BEGIN RECORDS FOR THIS TASK

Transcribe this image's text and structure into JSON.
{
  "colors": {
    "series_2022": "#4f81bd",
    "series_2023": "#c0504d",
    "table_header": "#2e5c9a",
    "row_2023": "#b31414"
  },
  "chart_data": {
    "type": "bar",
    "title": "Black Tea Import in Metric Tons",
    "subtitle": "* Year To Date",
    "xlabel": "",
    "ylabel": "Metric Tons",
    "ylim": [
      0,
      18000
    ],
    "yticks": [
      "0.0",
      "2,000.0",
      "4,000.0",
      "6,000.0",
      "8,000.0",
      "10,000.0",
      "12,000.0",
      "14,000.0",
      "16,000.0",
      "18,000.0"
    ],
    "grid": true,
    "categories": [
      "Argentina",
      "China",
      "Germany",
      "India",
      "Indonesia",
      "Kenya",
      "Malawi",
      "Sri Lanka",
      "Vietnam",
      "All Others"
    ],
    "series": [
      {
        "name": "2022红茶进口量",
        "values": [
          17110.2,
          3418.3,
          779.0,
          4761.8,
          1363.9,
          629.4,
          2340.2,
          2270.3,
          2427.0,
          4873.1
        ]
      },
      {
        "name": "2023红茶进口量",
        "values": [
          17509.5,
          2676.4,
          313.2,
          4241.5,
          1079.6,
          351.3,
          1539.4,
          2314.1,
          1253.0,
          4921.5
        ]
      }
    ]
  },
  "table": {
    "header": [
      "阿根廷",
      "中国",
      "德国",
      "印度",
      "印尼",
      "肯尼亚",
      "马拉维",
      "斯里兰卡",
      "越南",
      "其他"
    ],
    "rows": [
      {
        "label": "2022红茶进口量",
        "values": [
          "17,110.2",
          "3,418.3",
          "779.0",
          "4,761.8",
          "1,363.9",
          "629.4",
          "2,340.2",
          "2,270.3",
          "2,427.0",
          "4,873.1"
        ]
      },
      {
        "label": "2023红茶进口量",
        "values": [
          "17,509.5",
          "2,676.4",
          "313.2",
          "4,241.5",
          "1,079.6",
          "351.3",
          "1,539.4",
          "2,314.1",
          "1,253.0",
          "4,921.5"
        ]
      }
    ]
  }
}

END RECORDS FOR THIS TASK

**AIM OF THE TASK:** Show all lines above holding "Tons".

**RESPONSE:**
    "title": "Black Tea Import in Metric Tons",
    "ylabel": "Metric Tons",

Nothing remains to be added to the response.